Aim
Transcribe the listing below word for word.
Start of Supplied information
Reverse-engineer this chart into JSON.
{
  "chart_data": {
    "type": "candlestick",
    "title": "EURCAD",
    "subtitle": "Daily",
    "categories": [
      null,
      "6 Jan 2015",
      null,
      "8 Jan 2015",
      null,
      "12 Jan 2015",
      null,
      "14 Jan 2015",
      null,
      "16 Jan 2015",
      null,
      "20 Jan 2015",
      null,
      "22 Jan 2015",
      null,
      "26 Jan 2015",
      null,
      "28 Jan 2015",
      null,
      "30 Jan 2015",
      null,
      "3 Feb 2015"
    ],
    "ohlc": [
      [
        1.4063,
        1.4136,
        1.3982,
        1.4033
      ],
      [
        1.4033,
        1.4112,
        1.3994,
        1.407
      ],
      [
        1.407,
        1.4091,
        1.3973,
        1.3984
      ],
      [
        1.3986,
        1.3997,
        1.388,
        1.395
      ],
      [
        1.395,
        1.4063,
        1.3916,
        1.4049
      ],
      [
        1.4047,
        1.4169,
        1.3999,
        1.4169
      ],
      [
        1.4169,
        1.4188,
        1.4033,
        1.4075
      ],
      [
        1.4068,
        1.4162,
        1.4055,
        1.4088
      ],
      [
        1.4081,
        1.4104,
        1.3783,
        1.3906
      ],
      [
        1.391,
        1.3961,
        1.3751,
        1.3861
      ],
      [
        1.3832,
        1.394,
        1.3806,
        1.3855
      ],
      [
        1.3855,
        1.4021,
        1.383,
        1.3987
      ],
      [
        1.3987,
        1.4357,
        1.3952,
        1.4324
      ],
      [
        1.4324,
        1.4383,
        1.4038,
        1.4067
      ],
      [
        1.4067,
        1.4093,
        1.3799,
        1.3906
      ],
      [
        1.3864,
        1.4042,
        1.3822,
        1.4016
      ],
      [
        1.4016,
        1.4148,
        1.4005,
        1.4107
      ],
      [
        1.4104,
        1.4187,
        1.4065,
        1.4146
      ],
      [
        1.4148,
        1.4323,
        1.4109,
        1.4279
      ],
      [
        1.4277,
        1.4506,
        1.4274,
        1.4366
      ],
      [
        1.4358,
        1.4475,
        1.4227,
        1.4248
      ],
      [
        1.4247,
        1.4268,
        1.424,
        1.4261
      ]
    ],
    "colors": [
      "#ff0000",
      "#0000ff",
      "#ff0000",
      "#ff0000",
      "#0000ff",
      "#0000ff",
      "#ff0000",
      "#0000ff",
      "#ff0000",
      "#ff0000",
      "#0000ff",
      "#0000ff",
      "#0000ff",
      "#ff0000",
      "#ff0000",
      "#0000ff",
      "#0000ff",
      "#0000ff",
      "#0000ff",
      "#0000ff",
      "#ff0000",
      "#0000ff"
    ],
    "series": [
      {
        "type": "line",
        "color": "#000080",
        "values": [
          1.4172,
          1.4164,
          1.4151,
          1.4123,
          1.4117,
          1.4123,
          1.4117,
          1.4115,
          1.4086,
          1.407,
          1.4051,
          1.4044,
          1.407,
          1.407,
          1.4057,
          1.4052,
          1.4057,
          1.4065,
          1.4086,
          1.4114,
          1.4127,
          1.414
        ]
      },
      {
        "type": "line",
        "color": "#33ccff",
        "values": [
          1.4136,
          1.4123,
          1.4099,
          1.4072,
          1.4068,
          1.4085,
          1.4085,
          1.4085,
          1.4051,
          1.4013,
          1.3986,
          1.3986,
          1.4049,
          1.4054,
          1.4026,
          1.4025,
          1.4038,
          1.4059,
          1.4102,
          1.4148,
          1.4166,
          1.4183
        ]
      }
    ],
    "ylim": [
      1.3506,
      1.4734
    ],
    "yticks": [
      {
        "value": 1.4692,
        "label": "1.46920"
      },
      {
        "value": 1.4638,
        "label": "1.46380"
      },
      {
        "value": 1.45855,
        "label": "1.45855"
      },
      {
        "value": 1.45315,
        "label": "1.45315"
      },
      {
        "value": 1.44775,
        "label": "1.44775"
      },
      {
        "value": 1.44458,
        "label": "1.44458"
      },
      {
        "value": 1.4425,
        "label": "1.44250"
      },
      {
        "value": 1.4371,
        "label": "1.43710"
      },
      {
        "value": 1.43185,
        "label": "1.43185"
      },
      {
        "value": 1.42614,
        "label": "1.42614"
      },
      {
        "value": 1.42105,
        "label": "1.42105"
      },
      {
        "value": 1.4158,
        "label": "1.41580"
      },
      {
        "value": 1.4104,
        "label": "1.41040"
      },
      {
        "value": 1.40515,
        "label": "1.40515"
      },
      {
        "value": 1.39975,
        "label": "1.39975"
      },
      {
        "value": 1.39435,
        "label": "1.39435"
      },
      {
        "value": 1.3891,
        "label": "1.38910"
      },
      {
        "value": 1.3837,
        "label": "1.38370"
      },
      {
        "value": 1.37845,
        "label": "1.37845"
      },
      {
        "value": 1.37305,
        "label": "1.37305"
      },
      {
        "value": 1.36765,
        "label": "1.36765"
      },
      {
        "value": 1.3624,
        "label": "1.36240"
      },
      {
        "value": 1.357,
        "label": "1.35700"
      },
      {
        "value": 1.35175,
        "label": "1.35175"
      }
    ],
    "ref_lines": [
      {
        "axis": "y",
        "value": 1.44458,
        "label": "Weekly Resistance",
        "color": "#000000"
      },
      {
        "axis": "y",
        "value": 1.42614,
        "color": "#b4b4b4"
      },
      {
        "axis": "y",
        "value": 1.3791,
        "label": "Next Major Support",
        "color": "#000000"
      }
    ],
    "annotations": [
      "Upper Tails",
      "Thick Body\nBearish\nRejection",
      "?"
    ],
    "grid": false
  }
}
End of Supplied information
The response
Reverse-engineer this chart into JSON.
{
  "chart_data": {
    "type": "candlestick",
    "title": "EURCAD",
    "subtitle": "Daily",
    "categories": [
      null,
      "6 Jan 2015",
      null,
      "8 Jan 2015",
      null,
      "12 Jan 2015",
      null,
      "14 Jan 2015",
      null,
      "16 Jan 2015",
      null,
      "20 Jan 2015",
      null,
      "22 Jan 2015",
      null,
      "26 Jan 2015",
      null,
      "28 Jan 2015",
      null,
      "30 Jan 2015",
      null,
      "3 Feb 2015"
    ],
    "ohlc": [
      [
        1.4063,
        1.4136,
        1.3982,
        1.4033
      ],
      [
        1.4033,
        1.4112,
        1.3994,
        1.407
      ],
      [
        1.407,
        1.4091,
        1.3973,
        1.3984
      ],
      [
        1.3986,
        1.3997,
        1.388,
        1.395
      ],
      [
        1.395,
        1.4063,
        1.3916,
        1.4049
      ],
      [
        1.4047,
        1.4169,
        1.3999,
        1.4169
      ],
      [
        1.4169,
        1.4188,
        1.4033,
        1.4075
      ],
      [
        1.4068,
        1.4162,
        1.4055,
        1.4088
      ],
      [
        1.4081,
        1.4104,
        1.3783,
        1.3906
      ],
      [
        1.391,
        1.3961,
        1.3751,
        1.3861
      ],
      [
        1.3832,
        1.394,
        1.3806,
        1.3855
      ],
      [
        1.3855,
        1.4021,
        1.383,
        1.3987
      ],
      [
        1.3987,
        1.4357,
        1.3952,
        1.4324
      ],
      [
        1.4324,
        1.4383,
        1.4038,
        1.4067
      ],
      [
        1.4067,
        1.4093,
        1.3799,
        1.3906
      ],
      [
        1.3864,
        1.4042,
        1.3822,
        1.4016
      ],
      [
        1.4016,
        1.4148,
        1.4005,
        1.4107
      ],
      [
        1.4104,
        1.4187,
        1.4065,
        1.4146
      ],
      [
        1.4148,
        1.4323,
        1.4109,
        1.4279
      ],
      [
        1.4277,
        1.4506,
        1.4274,
        1.4366
      ],
      [
        1.4358,
        1.4475,
        1.4227,
        1.4248
      ],
      [
        1.4247,
        1.4268,
        1.424,
        1.4261
      ]
    ],
    "colors": [
      "#ff0000",
      "#0000ff",
      "#ff0000",
      "#ff0000",
      "#0000ff",
      "#0000ff",
      "#ff0000",
      "#0000ff",
      "#ff0000",
      "#ff0000",
      "#0000ff",
      "#0000ff",
      "#0000ff",
      "#ff0000",
      "#ff0000",
      "#0000ff",
      "#0000ff",
      "#0000ff",
      "#0000ff",
      "#0000ff",
      "#ff0000",
      "#0000ff"
    ],
    "series": [
      {
        "type": "line",
        "color": "#000080",
        "values": [
          1.4172,
          1.4164,
          1.4151,
          1.4123,
          1.4117,
          1.4123,
          1.4117,
          1.4115,
          1.4086,
          1.407,
          1.4051,
          1.4044,
          1.407,
          1.407,
          1.4057,
          1.4052,
          1.4057,
          1.4065,
          1.4086,
          1.4114,
          1.4127,
          1.414
        ]
      },
      {
        "type": "line",
        "color": "#33ccff",
        "values": [
          1.4136,
          1.4123,
          1.4099,
          1.4072,
          1.4068,
          1.4085,
          1.4085,
          1.4085,
          1.4051,
          1.4013,
          1.3986,
          1.3986,
          1.4049,
          1.4054,
          1.4026,
          1.4025,
          1.4038,
          1.4059,
          1.4102,
          1.4148,
          1.4166,
          1.4183
        ]
      }
    ],
    "ylim": [
      1.3506,
      1.4734
    ],
    "yticks": [
      {
        "value": 1.4692,
        "label": "1.46920"
      },
      {
        "value": 1.4638,
        "label": "1.46380"
      },
      {
        "value": 1.45855,
        "label": "1.45855"
      },
      {
        "value": 1.45315,
        "label": "1.45315"
      },
      {
        "value": 1.44775,
        "label": "1.44775"
      },
      {
        "value": 1.44458,
        "label": "1.44458"
      },
      {
        "value": 1.4425,
        "label": "1.44250"
      },
      {
        "value": 1.4371,
        "label": "1.43710"
      },
      {
        "value": 1.43185,
        "label": "1.43185"
      },
      {
        "value": 1.42614,
        "label": "1.42614"
      },
      {
        "value": 1.42105,
        "label": "1.42105"
      },
      {
        "value": 1.4158,
        "label": "1.41580"
      },
      {
        "value": 1.4104,
        "label": "1.41040"
      },
      {
        "value": 1.40515,
        "label": "1.40515"
      },
      {
        "value": 1.39975,
        "label": "1.39975"
      },
      {
        "value": 1.39435,
        "label": "1.39435"
      },
      {
        "value": 1.3891,
        "label": "1.38910"
      },
      {
        "value": 1.3837,
        "label": "1.38370"
      },
      {
        "value": 1.37845,
        "label": "1.37845"
      },
      {
        "value": 1.37305,
        "label": "1.37305"
      },
      {
        "value": 1.36765,
        "label": "1.36765"
      },
      {
        "value": 1.3624,
        "label": "1.36240"
      },
      {
        "value": 1.357,
        "label": "1.35700"
      },
      {
        "value": 1.35175,
        "label": "1.35175"
      }
    ],
    "ref_lines": [
      {
        "axis": "y",
        "value": 1.44458,
        "label": "Weekly Resistance",
        "color": "#000000"
      },
      {
        "axis": "y",
        "value": 1.42614,
        "color": "#b4b4b4"
      },
      {
        "axis": "y",
        "value": 1.3791,
        "label": "Next Major Support",
        "color": "#000000"
      }
    ],
    "annotations": [
      "Upper Tails",
      "Thick Body\nBearish\nRejection",
      "?"
    ],
    "grid": false
  }
}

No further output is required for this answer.